Stated task:
Set down each line of the data below exactly as it stands, dropping the pictures.

[start]

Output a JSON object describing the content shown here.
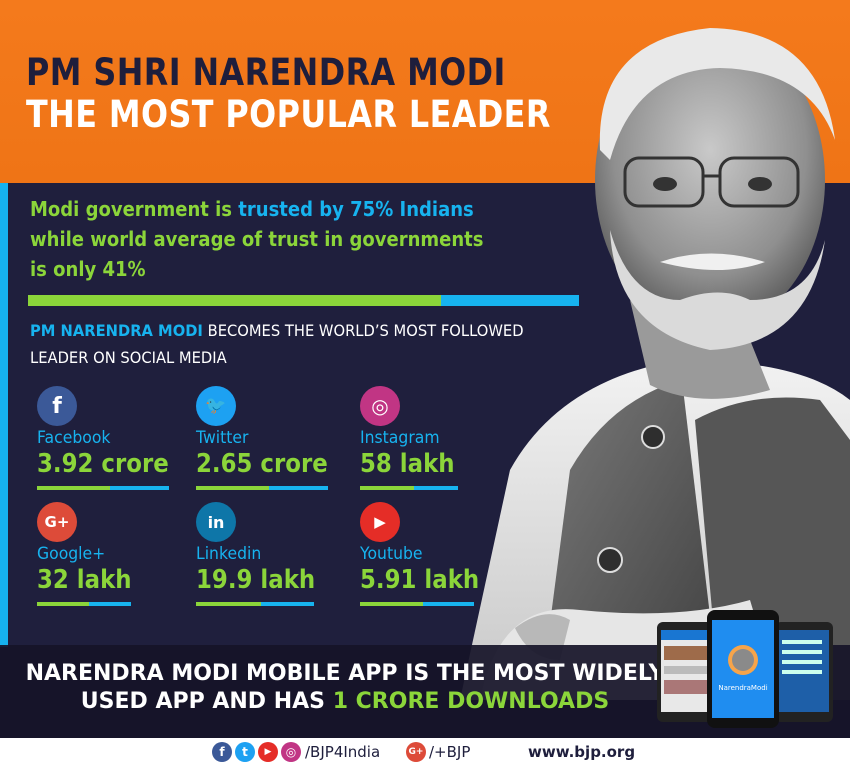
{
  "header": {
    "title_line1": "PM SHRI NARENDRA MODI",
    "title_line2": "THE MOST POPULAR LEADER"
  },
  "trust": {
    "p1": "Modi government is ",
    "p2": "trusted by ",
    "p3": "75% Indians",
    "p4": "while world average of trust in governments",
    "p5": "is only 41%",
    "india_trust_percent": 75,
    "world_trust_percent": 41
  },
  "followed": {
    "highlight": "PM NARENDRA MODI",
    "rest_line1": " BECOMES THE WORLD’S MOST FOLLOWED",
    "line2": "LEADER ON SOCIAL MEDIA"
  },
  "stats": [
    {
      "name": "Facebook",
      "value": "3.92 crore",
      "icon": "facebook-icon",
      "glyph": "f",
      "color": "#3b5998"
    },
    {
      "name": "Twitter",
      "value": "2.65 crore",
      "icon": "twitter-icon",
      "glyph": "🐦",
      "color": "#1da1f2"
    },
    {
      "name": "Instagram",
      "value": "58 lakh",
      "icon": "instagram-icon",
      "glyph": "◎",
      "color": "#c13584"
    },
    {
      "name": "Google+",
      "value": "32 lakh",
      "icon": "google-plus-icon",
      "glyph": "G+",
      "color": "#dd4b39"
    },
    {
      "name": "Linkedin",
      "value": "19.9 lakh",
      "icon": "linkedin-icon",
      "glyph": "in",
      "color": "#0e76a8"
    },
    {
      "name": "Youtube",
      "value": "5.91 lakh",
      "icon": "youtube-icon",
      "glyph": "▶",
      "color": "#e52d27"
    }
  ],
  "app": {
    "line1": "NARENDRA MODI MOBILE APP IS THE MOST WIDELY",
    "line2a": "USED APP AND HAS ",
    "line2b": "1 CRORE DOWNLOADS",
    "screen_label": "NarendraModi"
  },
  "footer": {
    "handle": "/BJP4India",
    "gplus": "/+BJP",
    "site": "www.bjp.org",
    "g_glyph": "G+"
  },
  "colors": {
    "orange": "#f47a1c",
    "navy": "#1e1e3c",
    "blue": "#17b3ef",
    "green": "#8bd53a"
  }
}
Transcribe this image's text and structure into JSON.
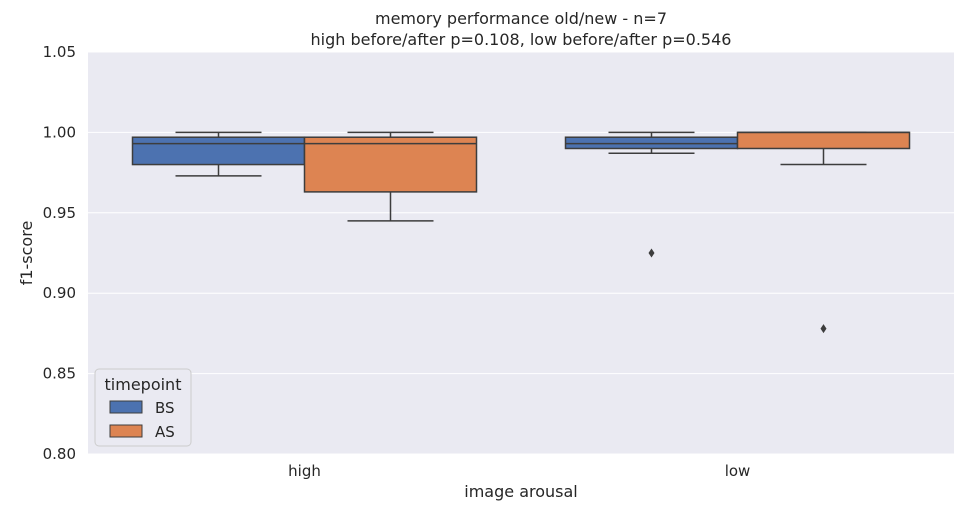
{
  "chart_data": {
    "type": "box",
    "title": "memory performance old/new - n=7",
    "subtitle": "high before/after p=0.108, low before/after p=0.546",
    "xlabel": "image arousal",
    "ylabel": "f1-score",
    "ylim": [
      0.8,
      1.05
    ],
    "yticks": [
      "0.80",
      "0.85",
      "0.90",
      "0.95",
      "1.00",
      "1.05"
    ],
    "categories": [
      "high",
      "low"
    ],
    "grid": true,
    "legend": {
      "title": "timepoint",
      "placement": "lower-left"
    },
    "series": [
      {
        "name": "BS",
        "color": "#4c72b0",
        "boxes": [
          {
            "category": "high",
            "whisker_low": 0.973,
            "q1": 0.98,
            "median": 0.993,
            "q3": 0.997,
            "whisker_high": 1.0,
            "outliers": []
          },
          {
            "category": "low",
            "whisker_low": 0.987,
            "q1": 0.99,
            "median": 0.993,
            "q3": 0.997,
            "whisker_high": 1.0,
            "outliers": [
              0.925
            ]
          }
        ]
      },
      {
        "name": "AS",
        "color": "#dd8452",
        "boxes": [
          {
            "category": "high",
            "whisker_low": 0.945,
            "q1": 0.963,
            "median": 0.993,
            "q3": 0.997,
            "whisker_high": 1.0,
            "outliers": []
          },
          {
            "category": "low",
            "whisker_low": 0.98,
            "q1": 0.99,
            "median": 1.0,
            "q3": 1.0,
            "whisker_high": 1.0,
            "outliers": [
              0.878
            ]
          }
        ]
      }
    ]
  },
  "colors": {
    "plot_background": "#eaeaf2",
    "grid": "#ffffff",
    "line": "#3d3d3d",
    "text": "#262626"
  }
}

[end]

Exercise response:
Output a JSON object describing the content shown here.
{
  "header": {
    "title_line1": "PM SHRI NARENDRA MODI",
    "title_line2": "THE MOST POPULAR LEADER"
  },
  "trust": {
    "p1": "Modi government is ",
    "p2": "trusted by ",
    "p3": "75% Indians",
    "p4": "while world average of trust in governments",
    "p5": "is only 41%",
    "india_trust_percent": 75,
    "world_trust_percent": 41
  },
  "followed": {
    "highlight": "PM NARENDRA MODI",
    "rest_line1": " BECOMES THE WORLD’S MOST FOLLOWED",
    "line2": "LEADER ON SOCIAL MEDIA"
  },
  "stats": [
    {
      "name": "Facebook",
      "value": "3.92 crore",
      "icon": "facebook-icon",
      "glyph": "f",
      "color": "#3b5998"
    },
    {
      "name": "Twitter",
      "value": "2.65 crore",
      "icon": "twitter-icon",
      "glyph": "🐦",
      "color": "#1da1f2"
    },
    {
      "name": "Instagram",
      "value": "58 lakh",
      "icon": "instagram-icon",
      "glyph": "◎",
      "color": "#c13584"
    },
    {
      "name": "Google+",
      "value": "32 lakh",
      "icon": "google-plus-icon",
      "glyph": "G+",
      "color": "#dd4b39"
    },
    {
      "name": "Linkedin",
      "value": "19.9 lakh",
      "icon": "linkedin-icon",
      "glyph": "in",
      "color": "#0e76a8"
    },
    {
      "name": "Youtube",
      "value": "5.91 lakh",
      "icon": "youtube-icon",
      "glyph": "▶",
      "color": "#e52d27"
    }
  ],
  "app": {
    "line1": "NARENDRA MODI MOBILE APP IS THE MOST WIDELY",
    "line2a": "USED APP AND HAS ",
    "line2b": "1 CRORE DOWNLOADS",
    "screen_label": "NarendraModi"
  },
  "footer": {
    "handle": "/BJP4India",
    "gplus": "/+BJP",
    "site": "www.bjp.org",
    "g_glyph": "G+"
  },
  "colors": {
    "orange": "#f47a1c",
    "navy": "#1e1e3c",
    "blue": "#17b3ef",
    "green": "#8bd53a"
  }
}
Transcribe this image's text and structure into JSON.
{
  "chart_data": {
    "type": "box",
    "title": "memory performance old/new - n=7",
    "subtitle": "high before/after p=0.108, low before/after p=0.546",
    "xlabel": "image arousal",
    "ylabel": "f1-score",
    "ylim": [
      0.8,
      1.05
    ],
    "yticks": [
      "0.80",
      "0.85",
      "0.90",
      "0.95",
      "1.00",
      "1.05"
    ],
    "categories": [
      "high",
      "low"
    ],
    "grid": true,
    "legend": {
      "title": "timepoint",
      "placement": "lower-left"
    },
    "series": [
      {
        "name": "BS",
        "color": "#4c72b0",
        "boxes": [
          {
            "category": "high",
            "whisker_low": 0.973,
            "q1": 0.98,
            "median": 0.993,
            "q3": 0.997,
            "whisker_high": 1.0,
            "outliers": []
          },
          {
            "category": "low",
            "whisker_low": 0.987,
            "q1": 0.99,
            "median": 0.993,
            "q3": 0.997,
            "whisker_high": 1.0,
            "outliers": [
              0.925
            ]
          }
        ]
      },
      {
        "name": "AS",
        "color": "#dd8452",
        "boxes": [
          {
            "category": "high",
            "whisker_low": 0.945,
            "q1": 0.963,
            "median": 0.993,
            "q3": 0.997,
            "whisker_high": 1.0,
            "outliers": []
          },
          {
            "category": "low",
            "whisker_low": 0.98,
            "q1": 0.99,
            "median": 1.0,
            "q3": 1.0,
            "whisker_high": 1.0,
            "outliers": [
              0.878
            ]
          }
        ]
      }
    ]
  },
  "colors": {
    "plot_background": "#eaeaf2",
    "grid": "#ffffff",
    "line": "#3d3d3d",
    "text": "#262626"
  }
}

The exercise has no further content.